» Задания
[1] Напечатайте без изменений отрывок из текста о В.К. Саблере: начните со слов «В.К., насколько я» и остановитесь после слов «особенность В.К. Саблера.».
[2] Ответьте на вопросы по тексту о В.К. Саблере.
(а) Кем, по мнению автора, мог бы стать В.К. Саблер?
(б) Каких качеств крупного государственного деятеля, по словам автора, у Саблера не было?
(в) Какой пост занимал Саблер?

» Текст для чтения
<<<<

Если же касаться всей вообще церковной работы этого периода, то надо сказать, что отсталость, безжизненность и малопродуктивность были отличительными ее признаками, особенно заметными при сравнении с последней порой огромного роста и развития других сторон русской жизни.
При некоторых своих несомненных хороших качествах ума и сердца, В.К. как будто не понимал, что если всякая работа вообще, то церковная в особенности должна быть строго продумана и всегда серьезна. Он принадлежал к числу людей, для которых интересна сервировка стола, а не яства, что на столе; которых новая лампадка в иконостасе или киот больше радует, чем новая, свежая и сильная богословская мысль; которых пропуск нескольких стихир или псалмов за всенощной в духовной семинарии обеспокоит больше, чем безобразная постановка в этой семинарии богословской науки, чем грозящая гибелью распущенность этой школы.
Из В.К. Саблера, может быть, вышел бы хороший художник, поэт, еще лучший анекдотист-рассказчик, наверное – отличный старообрядческий начетчик, а судьба поставила его у кормила церкви в самую серьезную пору жизни русского народа, когда начавший чрезвычайно быстро развиваться народный организм требовал особенного ухода и попечения со стороны своей матери-церкви.
В.К., насколько я понял его, не обладал необходимыми для крупного государственного деятеля качествами: глубиною, серьезностью и прозорливостью. Он на всё смотрел как-то легко и просто: пусть будет книга самая пустая, но лишь бы в красивой обертке; пусть совсем загниет жизнь в монастыре, но лишь бы там красиво служили; пусть «святой» отец будет с пустыми головой и сердцем, но лишь бы вид его был «ипостасен»: важен на вид, сановит – в церковном смысле, непременно при длинной бороде и таких же волосах; будь что будет с галицийскими униатами, но лишь бы присоединить их, а главное: «получить два-три домика около Св. Юра» и т. п. Это был какой-то не то шутник, не то – искатель приключений на высоком посту обер-прокурора Св. Синода.
Характерна еще одна особенность В.К. Саблера.
Казалось, где найти большего благодетеля для архиереев и всего духовного чина, чем Саблер? Когда только и как только ни целовал он владык и «честных отцов»! И, несмотря на это, даже во времена деспотично-властного Протасова и отдельные владыки на своих кафедрах, и все чины Св. Синода за синодальным столом были более независимы и безопасны, чем в «царствование» Саблера. Никогда – ни раньше, ни позже – не было столько архиерейских перемещений и, кажется, даже увольнений на покой, как при нем.

>>>>

» Исходные данные

<<<<

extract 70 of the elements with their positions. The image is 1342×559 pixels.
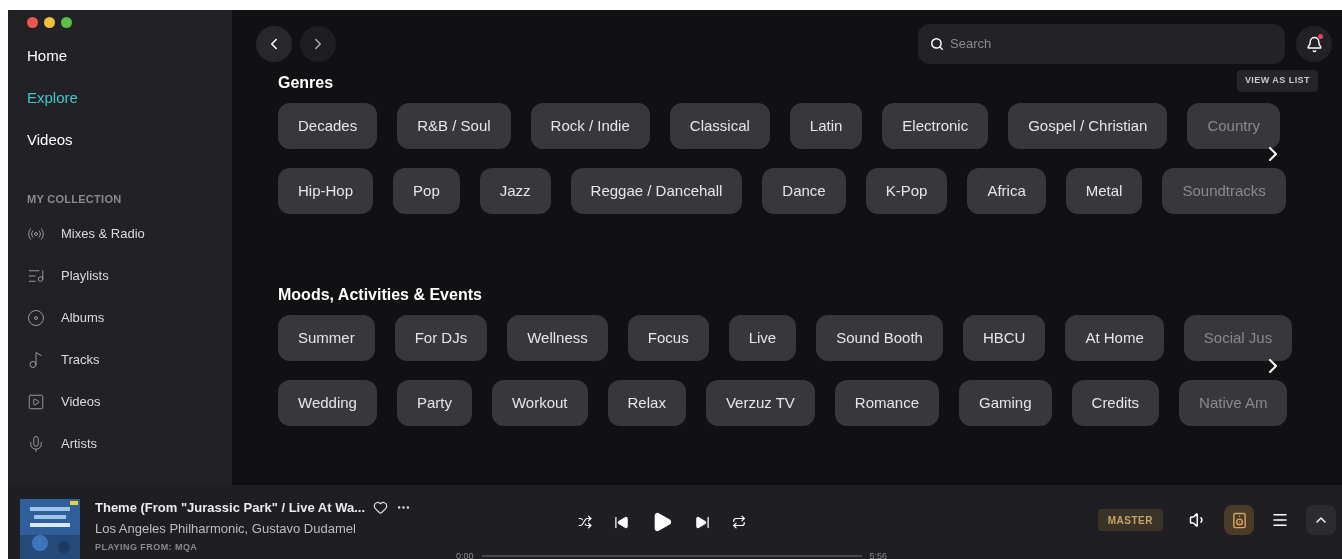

>>>>

» Ответы ниже
[1]
В.К., насколько я понял его, не обладал необходимыми для крупного государственного деятеля качествами: глубиною, серьезностью и прозорливостью. Он на всё смотрел как-то легко и просто: пусть будет книга самая пустая, но лишь бы в красивой обертке; пусть совсем загниет жизнь в монастыре, но лишь бы там красиво служили; пусть «святой» отец будет с пустыми головой и сердцем, но лишь бы вид его был «ипостасен»: важен на вид, сановит – в церковном смысле, непременно при длинной бороде и таких же волосах; будь что будет с галицийскими униатами, но лишь бы присоединить их, а главное: «получить два-три домика около Св. Юра» и т. п. Это был какой-то не то шутник, не то – искатель приключений на высоком посту обер-прокурора Св. Синода.
Характерна еще одна особенность В.К. Саблера.

[2]
(а) Хорошим художником, поэтом, еще лучшим анекдотистом-рассказчиком и, наверное, отличным старообрядческим начетчиком.
(б) Глубины, серьезности и прозорливости.
(в) Пост обер-прокурора Св. Синода.